* _Objective_: Drop the pictures from the entries below, then reproduce the rest exactly.

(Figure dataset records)

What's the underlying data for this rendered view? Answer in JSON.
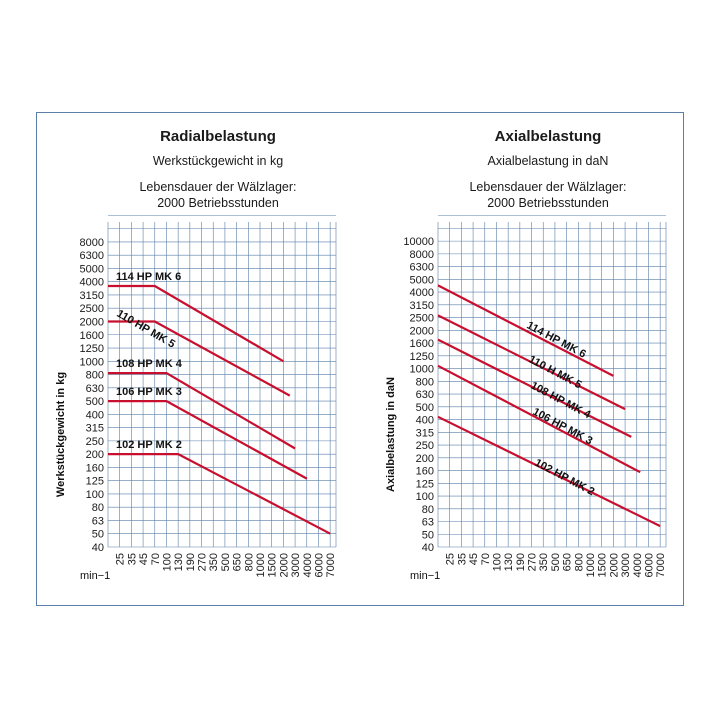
{
  "chart_data": [
    {
      "type": "line",
      "title": "Radialbelastung",
      "subtitle": "Werkstückgewicht in kg",
      "note_line1": "Lebensdauer der Wälzlager:",
      "note_line2": "2000 Betriebsstunden",
      "ylabel": "Werkstückgewicht in kg",
      "xunit": "min−1",
      "x_ticks": [
        "25",
        "35",
        "45",
        "70",
        "100",
        "130",
        "190",
        "270",
        "350",
        "500",
        "650",
        "800",
        "1000",
        "1500",
        "2000",
        "3000",
        "4000",
        "6000",
        "7000"
      ],
      "y_ticks": [
        "40",
        "50",
        "63",
        "80",
        "100",
        "125",
        "160",
        "200",
        "250",
        "315",
        "400",
        "500",
        "630",
        "800",
        "1000",
        "1250",
        "1600",
        "2000",
        "2500",
        "3150",
        "4000",
        "5000",
        "6300",
        "8000"
      ],
      "series": [
        {
          "name": "114 HP MK 6",
          "x": [
            20,
            70,
            2000
          ],
          "y": [
            3700,
            3700,
            1000
          ]
        },
        {
          "name": "110 HP  MK 5",
          "x": [
            20,
            70,
            2500
          ],
          "y": [
            2000,
            2000,
            550
          ]
        },
        {
          "name": "108 HP MK 4",
          "x": [
            20,
            100,
            3000
          ],
          "y": [
            820,
            820,
            220
          ]
        },
        {
          "name": "106 HP MK 3",
          "x": [
            20,
            100,
            4000
          ],
          "y": [
            500,
            500,
            130
          ]
        },
        {
          "name": "102 HP MK 2",
          "x": [
            20,
            130,
            7000
          ],
          "y": [
            200,
            200,
            50
          ]
        }
      ]
    },
    {
      "type": "line",
      "title": "Axialbelastung",
      "subtitle": "Axialbelastung in daN",
      "note_line1": "Lebensdauer der Wälzlager:",
      "note_line2": "2000 Betriebsstunden",
      "ylabel": "Axialbelastung in daN",
      "xunit": "min−1",
      "x_ticks": [
        "25",
        "35",
        "45",
        "70",
        "100",
        "130",
        "190",
        "270",
        "350",
        "500",
        "650",
        "800",
        "1000",
        "1500",
        "2000",
        "3000",
        "4000",
        "6000",
        "7000"
      ],
      "y_ticks": [
        "40",
        "50",
        "63",
        "80",
        "100",
        "125",
        "160",
        "200",
        "250",
        "315",
        "400",
        "500",
        "630",
        "800",
        "1000",
        "1250",
        "1600",
        "2000",
        "2500",
        "3150",
        "4000",
        "5000",
        "6300",
        "8000",
        "10000"
      ],
      "series": [
        {
          "name": "114 HP MK 6",
          "x": [
            20,
            2000
          ],
          "y": [
            4500,
            880
          ]
        },
        {
          "name": "110 H MK 5",
          "x": [
            20,
            3000
          ],
          "y": [
            2600,
            480
          ]
        },
        {
          "name": "108 HP MK 4",
          "x": [
            20,
            3500
          ],
          "y": [
            1700,
            290
          ]
        },
        {
          "name": "106 HP MK 3",
          "x": [
            20,
            4500
          ],
          "y": [
            1050,
            155
          ]
        },
        {
          "name": "102 HP MK 2",
          "x": [
            20,
            7000
          ],
          "y": [
            420,
            58
          ]
        }
      ]
    }
  ],
  "colors": {
    "line": "#c8102e",
    "grid": "#5b7fa8",
    "frame": "#5b7fa8"
  }
}
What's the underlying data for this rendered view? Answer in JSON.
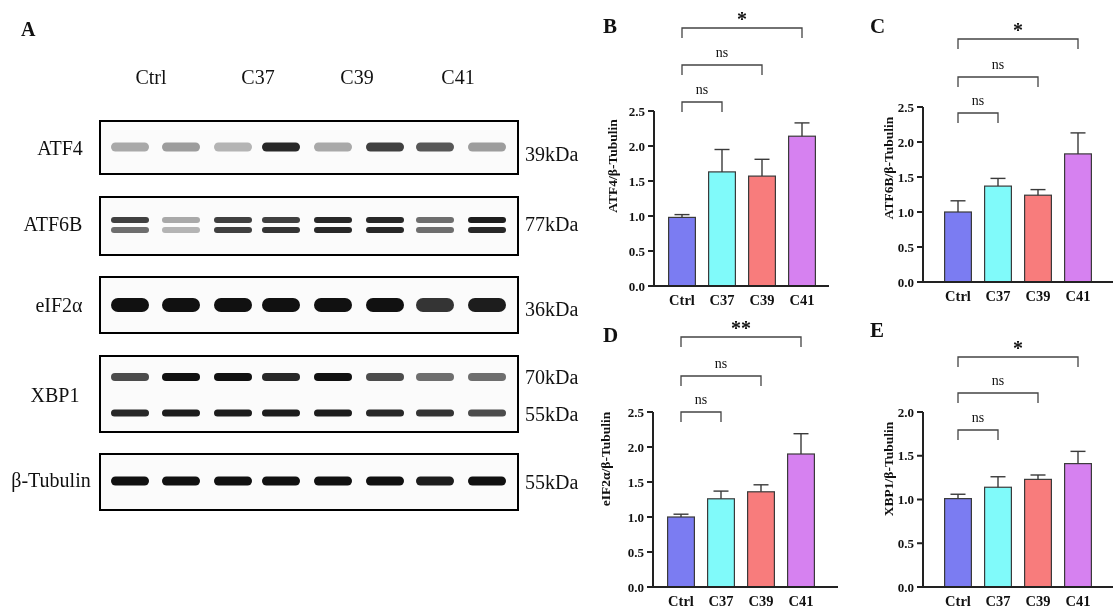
{
  "chart_data": [
    {
      "type": "other",
      "title": "A",
      "annotations": [
        "Ctrl",
        "C37",
        "C39",
        "C41",
        "ATF4",
        "39kDa",
        "ATF6B",
        "77kDa",
        "eIF2α",
        "36kDa",
        "XBP1",
        "70kDa",
        "55kDa",
        "β-Tubulin",
        "55kDa"
      ]
    },
    {
      "type": "bar",
      "title": "B",
      "ylabel": "ATF4/β-Tubulin",
      "categories": [
        "Ctrl",
        "C37",
        "C39",
        "C41"
      ],
      "values": [
        0.98,
        1.63,
        1.57,
        2.14
      ],
      "colors": [
        "#7b7cf2",
        "#80fafa",
        "#f87c7c",
        "#d681f0"
      ],
      "errors": [
        [
          0.98,
          1.02
        ],
        [
          1.63,
          1.95
        ],
        [
          1.57,
          1.81
        ],
        [
          2.14,
          2.33
        ]
      ],
      "ylim": [
        0,
        2.5
      ],
      "yticks": [
        {
          "value": 0,
          "label": "0.0"
        },
        0.5,
        {
          "value": 1,
          "label": "1.0"
        },
        1.5,
        {
          "value": 2,
          "label": "2.0"
        },
        2.5
      ],
      "annotations": [
        "ns",
        "ns",
        "*"
      ]
    },
    {
      "type": "bar",
      "title": "C",
      "ylabel": "ATF6B/β-Tubulin",
      "categories": [
        "Ctrl",
        "C37",
        "C39",
        "C41"
      ],
      "values": [
        1.0,
        1.37,
        1.24,
        1.83
      ],
      "colors": [
        "#7b7cf2",
        "#80fafa",
        "#f87c7c",
        "#d681f0"
      ],
      "errors": [
        [
          1.0,
          1.16
        ],
        [
          1.37,
          1.48
        ],
        [
          1.24,
          1.32
        ],
        [
          1.83,
          2.13
        ]
      ],
      "ylim": [
        0,
        2.5
      ],
      "yticks": [
        {
          "value": 0,
          "label": "0.0"
        },
        0.5,
        {
          "value": 1,
          "label": "1.0"
        },
        1.5,
        {
          "value": 2,
          "label": "2.0"
        },
        2.5
      ],
      "annotations": [
        "ns",
        "ns",
        "*"
      ]
    },
    {
      "type": "bar",
      "title": "D",
      "ylabel": "eIF2α/β-Tubulin",
      "categories": [
        "Ctrl",
        "C37",
        "C39",
        "C41"
      ],
      "values": [
        1.0,
        1.26,
        1.36,
        1.9
      ],
      "colors": [
        "#7b7cf2",
        "#80fafa",
        "#f87c7c",
        "#d681f0"
      ],
      "errors": [
        [
          1.0,
          1.04
        ],
        [
          1.26,
          1.37
        ],
        [
          1.36,
          1.46
        ],
        [
          1.9,
          2.19
        ]
      ],
      "ylim": [
        0,
        2.5
      ],
      "yticks": [
        {
          "value": 0,
          "label": "0.0"
        },
        0.5,
        {
          "value": 1,
          "label": "1.0"
        },
        1.5,
        {
          "value": 2,
          "label": "2.0"
        },
        2.5
      ],
      "annotations": [
        "ns",
        "ns",
        "**"
      ]
    },
    {
      "type": "bar",
      "title": "E",
      "ylabel": "XBP1/β-Tubulin",
      "categories": [
        "Ctrl",
        "C37",
        "C39",
        "C41"
      ],
      "values": [
        1.01,
        1.14,
        1.23,
        1.41
      ],
      "colors": [
        "#7b7cf2",
        "#80fafa",
        "#f87c7c",
        "#d681f0"
      ],
      "errors": [
        [
          1.01,
          1.06
        ],
        [
          1.14,
          1.26
        ],
        [
          1.23,
          1.28
        ],
        [
          1.41,
          1.55
        ]
      ],
      "ylim": [
        0,
        2.0
      ],
      "yticks": [
        {
          "value": 0,
          "label": "0.0"
        },
        0.5,
        {
          "value": 1,
          "label": "1.0"
        },
        1.5,
        {
          "value": 2,
          "label": "2.0"
        }
      ],
      "annotations": [
        "ns",
        "ns",
        "*"
      ]
    }
  ]
}
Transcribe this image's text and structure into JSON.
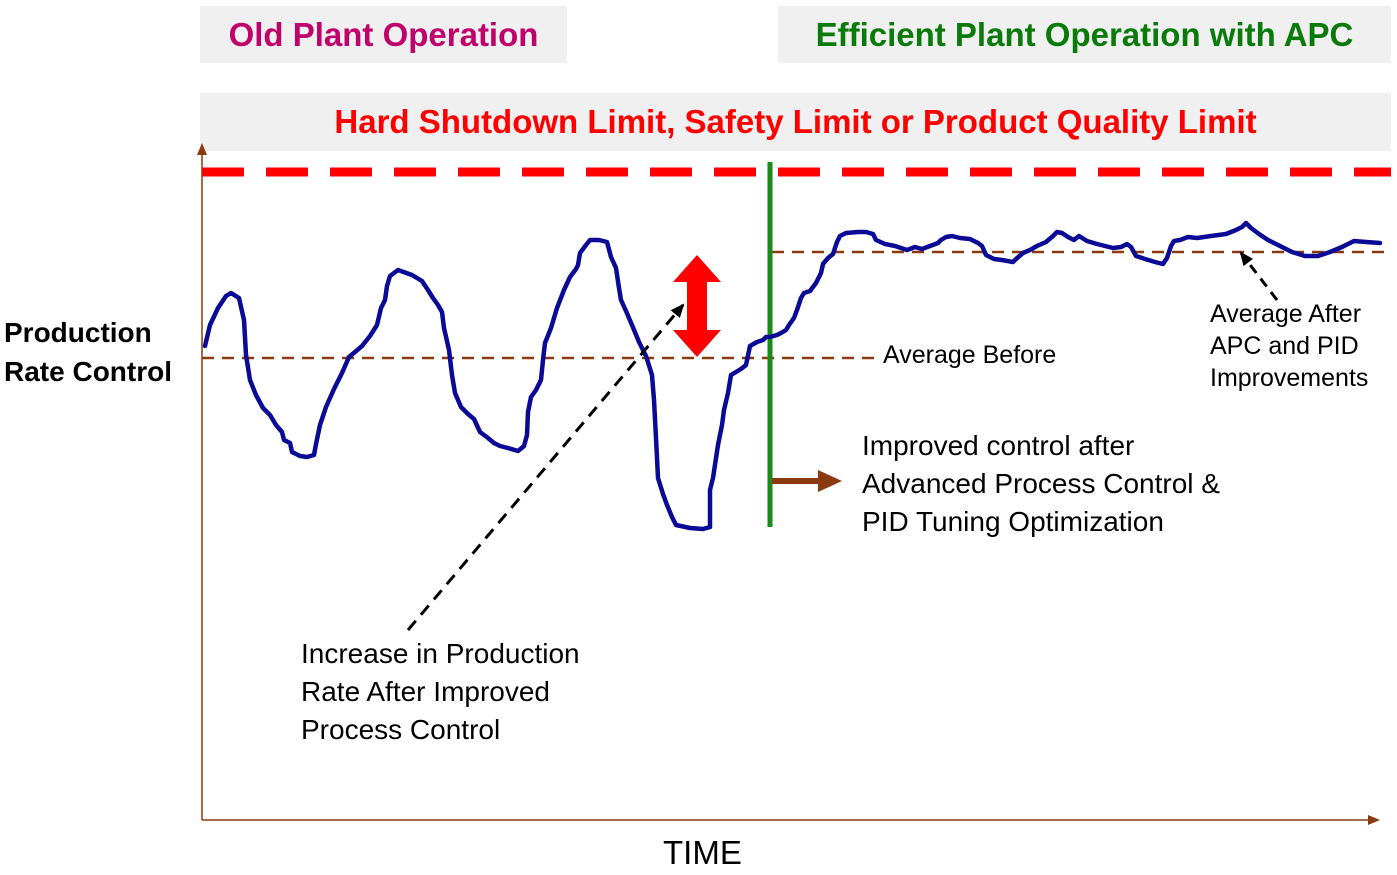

* _Task response_:
What's the underlying data for this rendered view? Answer in JSON.
{
  "chart_data": [
    {
      "type": "line",
      "title": "Radialbelastung",
      "subtitle": "Werkstückgewicht in kg",
      "note_line1": "Lebensdauer der Wälzlager:",
      "note_line2": "2000 Betriebsstunden",
      "ylabel": "Werkstückgewicht in kg",
      "xunit": "min−1",
      "x_ticks": [
        "25",
        "35",
        "45",
        "70",
        "100",
        "130",
        "190",
        "270",
        "350",
        "500",
        "650",
        "800",
        "1000",
        "1500",
        "2000",
        "3000",
        "4000",
        "6000",
        "7000"
      ],
      "y_ticks": [
        "40",
        "50",
        "63",
        "80",
        "100",
        "125",
        "160",
        "200",
        "250",
        "315",
        "400",
        "500",
        "630",
        "800",
        "1000",
        "1250",
        "1600",
        "2000",
        "2500",
        "3150",
        "4000",
        "5000",
        "6300",
        "8000"
      ],
      "series": [
        {
          "name": "114 HP MK 6",
          "x": [
            20,
            70,
            2000
          ],
          "y": [
            3700,
            3700,
            1000
          ]
        },
        {
          "name": "110 HP  MK 5",
          "x": [
            20,
            70,
            2500
          ],
          "y": [
            2000,
            2000,
            550
          ]
        },
        {
          "name": "108 HP MK 4",
          "x": [
            20,
            100,
            3000
          ],
          "y": [
            820,
            820,
            220
          ]
        },
        {
          "name": "106 HP MK 3",
          "x": [
            20,
            100,
            4000
          ],
          "y": [
            500,
            500,
            130
          ]
        },
        {
          "name": "102 HP MK 2",
          "x": [
            20,
            130,
            7000
          ],
          "y": [
            200,
            200,
            50
          ]
        }
      ]
    },
    {
      "type": "line",
      "title": "Axialbelastung",
      "subtitle": "Axialbelastung in daN",
      "note_line1": "Lebensdauer der Wälzlager:",
      "note_line2": "2000 Betriebsstunden",
      "ylabel": "Axialbelastung in daN",
      "xunit": "min−1",
      "x_ticks": [
        "25",
        "35",
        "45",
        "70",
        "100",
        "130",
        "190",
        "270",
        "350",
        "500",
        "650",
        "800",
        "1000",
        "1500",
        "2000",
        "3000",
        "4000",
        "6000",
        "7000"
      ],
      "y_ticks": [
        "40",
        "50",
        "63",
        "80",
        "100",
        "125",
        "160",
        "200",
        "250",
        "315",
        "400",
        "500",
        "630",
        "800",
        "1000",
        "1250",
        "1600",
        "2000",
        "2500",
        "3150",
        "4000",
        "5000",
        "6300",
        "8000",
        "10000"
      ],
      "series": [
        {
          "name": "114 HP MK 6",
          "x": [
            20,
            2000
          ],
          "y": [
            4500,
            880
          ]
        },
        {
          "name": "110 H MK 5",
          "x": [
            20,
            3000
          ],
          "y": [
            2600,
            480
          ]
        },
        {
          "name": "108 HP MK 4",
          "x": [
            20,
            3500
          ],
          "y": [
            1700,
            290
          ]
        },
        {
          "name": "106 HP MK 3",
          "x": [
            20,
            4500
          ],
          "y": [
            1050,
            155
          ]
        },
        {
          "name": "102 HP MK 2",
          "x": [
            20,
            7000
          ],
          "y": [
            420,
            58
          ]
        }
      ]
    }
  ],
  "colors": {
    "line": "#c8102e",
    "grid": "#5b7fa8",
    "frame": "#5b7fa8"
  }
}
What's the underlying data for this rendered view? Answer in JSON.
{
  "chart_data": [
    {
      "type": "other",
      "title": "A",
      "annotations": [
        "Ctrl",
        "C37",
        "C39",
        "C41",
        "ATF4",
        "39kDa",
        "ATF6B",
        "77kDa",
        "eIF2α",
        "36kDa",
        "XBP1",
        "70kDa",
        "55kDa",
        "β-Tubulin",
        "55kDa"
      ]
    },
    {
      "type": "bar",
      "title": "B",
      "ylabel": "ATF4/β-Tubulin",
      "categories": [
        "Ctrl",
        "C37",
        "C39",
        "C41"
      ],
      "values": [
        0.98,
        1.63,
        1.57,
        2.14
      ],
      "colors": [
        "#7b7cf2",
        "#80fafa",
        "#f87c7c",
        "#d681f0"
      ],
      "errors": [
        [
          0.98,
          1.02
        ],
        [
          1.63,
          1.95
        ],
        [
          1.57,
          1.81
        ],
        [
          2.14,
          2.33
        ]
      ],
      "ylim": [
        0,
        2.5
      ],
      "yticks": [
        {
          "value": 0,
          "label": "0.0"
        },
        0.5,
        {
          "value": 1,
          "label": "1.0"
        },
        1.5,
        {
          "value": 2,
          "label": "2.0"
        },
        2.5
      ],
      "annotations": [
        "ns",
        "ns",
        "*"
      ]
    },
    {
      "type": "bar",
      "title": "C",
      "ylabel": "ATF6B/β-Tubulin",
      "categories": [
        "Ctrl",
        "C37",
        "C39",
        "C41"
      ],
      "values": [
        1.0,
        1.37,
        1.24,
        1.83
      ],
      "colors": [
        "#7b7cf2",
        "#80fafa",
        "#f87c7c",
        "#d681f0"
      ],
      "errors": [
        [
          1.0,
          1.16
        ],
        [
          1.37,
          1.48
        ],
        [
          1.24,
          1.32
        ],
        [
          1.83,
          2.13
        ]
      ],
      "ylim": [
        0,
        2.5
      ],
      "yticks": [
        {
          "value": 0,
          "label": "0.0"
        },
        0.5,
        {
          "value": 1,
          "label": "1.0"
        },
        1.5,
        {
          "value": 2,
          "label": "2.0"
        },
        2.5
      ],
      "annotations": [
        "ns",
        "ns",
        "*"
      ]
    },
    {
      "type": "bar",
      "title": "D",
      "ylabel": "eIF2α/β-Tubulin",
      "categories": [
        "Ctrl",
        "C37",
        "C39",
        "C41"
      ],
      "values": [
        1.0,
        1.26,
        1.36,
        1.9
      ],
      "colors": [
        "#7b7cf2",
        "#80fafa",
        "#f87c7c",
        "#d681f0"
      ],
      "errors": [
        [
          1.0,
          1.04
        ],
        [
          1.26,
          1.37
        ],
        [
          1.36,
          1.46
        ],
        [
          1.9,
          2.19
        ]
      ],
      "ylim": [
        0,
        2.5
      ],
      "yticks": [
        {
          "value": 0,
          "label": "0.0"
        },
        0.5,
        {
          "value": 1,
          "label": "1.0"
        },
        1.5,
        {
          "value": 2,
          "label": "2.0"
        },
        2.5
      ],
      "annotations": [
        "ns",
        "ns",
        "**"
      ]
    },
    {
      "type": "bar",
      "title": "E",
      "ylabel": "XBP1/β-Tubulin",
      "categories": [
        "Ctrl",
        "C37",
        "C39",
        "C41"
      ],
      "values": [
        1.01,
        1.14,
        1.23,
        1.41
      ],
      "colors": [
        "#7b7cf2",
        "#80fafa",
        "#f87c7c",
        "#d681f0"
      ],
      "errors": [
        [
          1.01,
          1.06
        ],
        [
          1.14,
          1.26
        ],
        [
          1.23,
          1.28
        ],
        [
          1.41,
          1.55
        ]
      ],
      "ylim": [
        0,
        2.0
      ],
      "yticks": [
        {
          "value": 0,
          "label": "0.0"
        },
        0.5,
        {
          "value": 1,
          "label": "1.0"
        },
        1.5,
        {
          "value": 2,
          "label": "2.0"
        }
      ],
      "annotations": [
        "ns",
        "ns",
        "*"
      ]
    }
  ]
}
Transcribe this image's text and structure into JSON.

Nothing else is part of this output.